Given text:
---+---

W3C home > Mailing lists > Public > public-rdf-dawg@w3.org > January to March 2005

Re: N most-recent news items, a use case motivating a SORT requirement

From: Seaborne, Andy <andy.seaborne@hp.com>
Date: Fri, 11 Mar 2005 13:46:54 +0000
Message-ID: <4231A14E.1020205@hp.com>
To: Dan Connolly <connolly@w3.org>
Cc: DAWG Mailing List <public-rdf-dawg@w3.org>

Dan Connolly wrote:
 >
 > Recent comments traffic suggests a SORT feature/requirement...
 > I asked for a use case, and got...
 >
 > [[[
 > Use case: obtain a given number of most-recent items from a
 > triplestore-based RSS aggregator. (Something along the lines of
 > http://pubsub.com which aggregates data from several million feeds -
 > they use ASN.1 internally btw, though expose XML interfaces).

---+---

[Excerpts from a layout annotation set]
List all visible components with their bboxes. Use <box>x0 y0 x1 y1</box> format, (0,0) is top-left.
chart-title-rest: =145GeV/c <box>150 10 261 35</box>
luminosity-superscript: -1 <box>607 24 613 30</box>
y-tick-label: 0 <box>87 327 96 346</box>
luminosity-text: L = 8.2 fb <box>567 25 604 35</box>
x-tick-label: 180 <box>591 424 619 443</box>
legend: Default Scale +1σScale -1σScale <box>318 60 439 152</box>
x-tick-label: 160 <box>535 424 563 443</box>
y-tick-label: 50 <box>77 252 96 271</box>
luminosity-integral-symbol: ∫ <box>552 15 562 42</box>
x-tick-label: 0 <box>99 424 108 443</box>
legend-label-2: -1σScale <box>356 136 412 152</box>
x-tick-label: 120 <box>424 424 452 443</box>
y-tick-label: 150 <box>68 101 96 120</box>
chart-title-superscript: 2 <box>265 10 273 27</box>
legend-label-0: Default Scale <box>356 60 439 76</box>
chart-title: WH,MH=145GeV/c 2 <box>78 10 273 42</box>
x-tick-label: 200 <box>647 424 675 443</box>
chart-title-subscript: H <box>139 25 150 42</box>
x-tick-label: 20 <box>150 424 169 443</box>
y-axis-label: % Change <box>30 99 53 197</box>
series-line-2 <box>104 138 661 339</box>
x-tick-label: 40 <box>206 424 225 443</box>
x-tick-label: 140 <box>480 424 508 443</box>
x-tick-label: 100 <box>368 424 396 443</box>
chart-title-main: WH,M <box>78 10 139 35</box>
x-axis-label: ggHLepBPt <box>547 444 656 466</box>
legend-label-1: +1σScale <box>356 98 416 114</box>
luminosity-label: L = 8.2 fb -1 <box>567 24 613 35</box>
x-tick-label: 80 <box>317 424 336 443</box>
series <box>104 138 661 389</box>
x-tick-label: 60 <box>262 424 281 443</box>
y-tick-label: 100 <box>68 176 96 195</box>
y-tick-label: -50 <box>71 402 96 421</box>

---+---

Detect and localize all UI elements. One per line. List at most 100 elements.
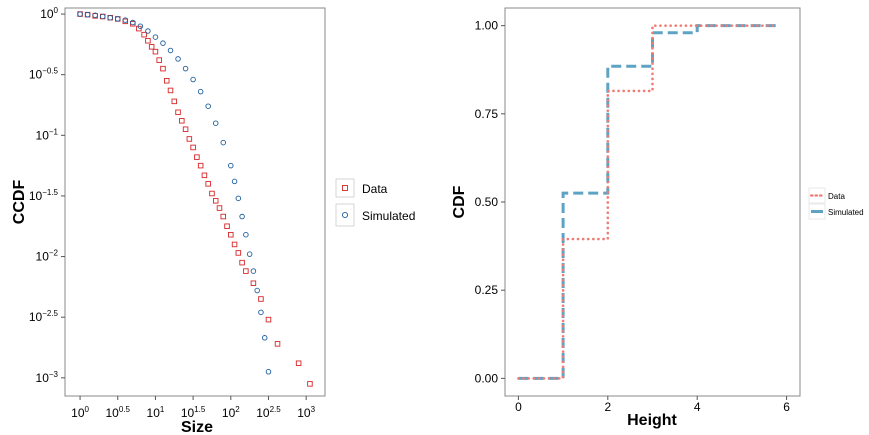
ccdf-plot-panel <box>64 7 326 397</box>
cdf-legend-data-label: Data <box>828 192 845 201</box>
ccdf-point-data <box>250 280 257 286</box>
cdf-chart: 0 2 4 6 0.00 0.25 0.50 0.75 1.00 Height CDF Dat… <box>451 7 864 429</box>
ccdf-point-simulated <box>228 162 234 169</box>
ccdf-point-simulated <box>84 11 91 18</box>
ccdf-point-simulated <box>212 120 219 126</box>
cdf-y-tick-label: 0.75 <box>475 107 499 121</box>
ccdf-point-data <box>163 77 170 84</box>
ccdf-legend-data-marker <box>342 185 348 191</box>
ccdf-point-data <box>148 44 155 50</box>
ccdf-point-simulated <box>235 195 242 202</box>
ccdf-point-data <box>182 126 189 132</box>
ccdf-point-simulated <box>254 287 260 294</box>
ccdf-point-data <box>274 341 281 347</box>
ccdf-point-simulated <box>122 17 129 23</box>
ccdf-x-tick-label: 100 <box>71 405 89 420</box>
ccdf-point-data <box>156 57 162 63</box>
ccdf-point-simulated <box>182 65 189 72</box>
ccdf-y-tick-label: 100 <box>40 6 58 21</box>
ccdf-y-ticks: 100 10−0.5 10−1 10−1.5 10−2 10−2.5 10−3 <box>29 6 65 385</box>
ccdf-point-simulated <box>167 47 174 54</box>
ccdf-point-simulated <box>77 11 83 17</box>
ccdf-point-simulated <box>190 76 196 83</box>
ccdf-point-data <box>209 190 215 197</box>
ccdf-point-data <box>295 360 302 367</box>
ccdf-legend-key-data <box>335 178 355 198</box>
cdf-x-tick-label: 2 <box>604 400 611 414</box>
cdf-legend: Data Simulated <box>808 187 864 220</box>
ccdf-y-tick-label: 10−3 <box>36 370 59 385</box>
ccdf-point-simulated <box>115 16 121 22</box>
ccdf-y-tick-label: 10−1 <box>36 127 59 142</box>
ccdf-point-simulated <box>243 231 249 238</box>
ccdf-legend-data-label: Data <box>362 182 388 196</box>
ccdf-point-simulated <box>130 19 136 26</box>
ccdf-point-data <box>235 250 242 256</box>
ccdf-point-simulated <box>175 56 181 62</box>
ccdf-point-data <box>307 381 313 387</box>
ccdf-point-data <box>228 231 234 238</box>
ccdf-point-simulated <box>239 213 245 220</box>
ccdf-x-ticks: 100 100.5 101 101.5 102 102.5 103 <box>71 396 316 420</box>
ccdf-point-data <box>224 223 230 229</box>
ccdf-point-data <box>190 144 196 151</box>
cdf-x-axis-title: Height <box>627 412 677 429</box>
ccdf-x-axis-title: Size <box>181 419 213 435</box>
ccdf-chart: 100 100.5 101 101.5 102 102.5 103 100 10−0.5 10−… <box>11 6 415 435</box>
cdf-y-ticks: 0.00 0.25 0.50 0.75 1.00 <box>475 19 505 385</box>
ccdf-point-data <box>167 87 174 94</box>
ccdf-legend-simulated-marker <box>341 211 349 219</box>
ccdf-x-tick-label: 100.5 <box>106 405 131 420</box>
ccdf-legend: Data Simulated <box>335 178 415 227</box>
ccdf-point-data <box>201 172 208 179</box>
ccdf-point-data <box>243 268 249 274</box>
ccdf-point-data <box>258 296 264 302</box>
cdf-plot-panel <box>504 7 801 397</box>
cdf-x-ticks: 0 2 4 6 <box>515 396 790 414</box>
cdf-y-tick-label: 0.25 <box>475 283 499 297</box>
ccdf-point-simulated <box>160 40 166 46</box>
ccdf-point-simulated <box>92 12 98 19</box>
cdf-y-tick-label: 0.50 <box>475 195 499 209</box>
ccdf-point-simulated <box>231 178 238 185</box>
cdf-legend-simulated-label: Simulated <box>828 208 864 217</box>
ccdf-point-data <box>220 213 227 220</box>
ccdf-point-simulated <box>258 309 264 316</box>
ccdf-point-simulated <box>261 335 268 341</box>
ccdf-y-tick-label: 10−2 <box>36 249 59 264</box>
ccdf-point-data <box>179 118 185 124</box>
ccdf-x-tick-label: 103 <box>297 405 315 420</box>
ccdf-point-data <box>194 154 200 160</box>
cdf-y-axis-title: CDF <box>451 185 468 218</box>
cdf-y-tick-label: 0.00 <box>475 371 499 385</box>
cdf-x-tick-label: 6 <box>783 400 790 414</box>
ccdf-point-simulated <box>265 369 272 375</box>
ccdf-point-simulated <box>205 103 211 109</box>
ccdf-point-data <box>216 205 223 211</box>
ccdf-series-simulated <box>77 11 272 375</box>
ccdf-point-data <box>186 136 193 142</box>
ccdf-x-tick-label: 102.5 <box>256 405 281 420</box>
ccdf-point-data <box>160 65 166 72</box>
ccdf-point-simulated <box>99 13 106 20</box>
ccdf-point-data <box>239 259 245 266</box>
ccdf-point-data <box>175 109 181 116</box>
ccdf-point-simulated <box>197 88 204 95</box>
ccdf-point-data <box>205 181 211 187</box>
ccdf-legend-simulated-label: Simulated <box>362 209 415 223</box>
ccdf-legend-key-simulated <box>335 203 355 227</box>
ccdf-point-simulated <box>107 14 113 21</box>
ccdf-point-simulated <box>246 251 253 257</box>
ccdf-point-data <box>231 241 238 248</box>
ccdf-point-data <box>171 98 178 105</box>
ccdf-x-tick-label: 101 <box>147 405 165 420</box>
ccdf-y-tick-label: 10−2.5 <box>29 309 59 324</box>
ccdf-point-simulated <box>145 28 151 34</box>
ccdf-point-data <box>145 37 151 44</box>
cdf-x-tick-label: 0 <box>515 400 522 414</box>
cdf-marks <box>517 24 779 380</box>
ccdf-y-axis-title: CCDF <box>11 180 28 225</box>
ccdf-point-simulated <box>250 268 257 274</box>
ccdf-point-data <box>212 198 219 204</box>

---+---

Task details:
Continue the mailing-list message about a SORT requirement from the point where it stops.

Result for this exercise:
 > ]]]
 >   --
 > http://lists.w3.org/Archives/Public/public-rdf-dawg-comments/2005Mar/
 > 0002.html
 >
 > Anybody like the idea of addressing that use case in SPARQL?
 > Any design ideas or implementation experience with sorting?
 >
 > Hmm... hard to argue that it's a bad idea; I think the discussion we've
 > had is more of the form "it can wait"; i.e. perhaps it belongs on the
 > issues list as "postponed".
 >
 > Thoughts?
 >

I think we need to do due diligence on this one.  This is not the first
time it has been requested and we need to give a full response.


Putting aside whether we do address the matter in this working group or 
postpone, I thought I'd take a pass over what it might involve.

1/ Syntax

Only for SELECT queries.


SQL ORDER BY would be a starting inspiration:

   ORDER BY ?x ?y
or
   ORDER BY ?x ASC ?y DESC

SQL has comma'ed lists so maybe something a liitle clerer would be:

   ORDER BY ASC(?x) DESC(?y)
   ORDER BY ?x(ASC) ?y(DESC)


2/ Defining order

RDF is semistructured and unconstrained as the types of values that can
appear - unlike SQL, we can't guarantee a column in the result table is
always the same type so we need to define what happens.

The simplest solution is to make sorting unlike things (that is, no "<"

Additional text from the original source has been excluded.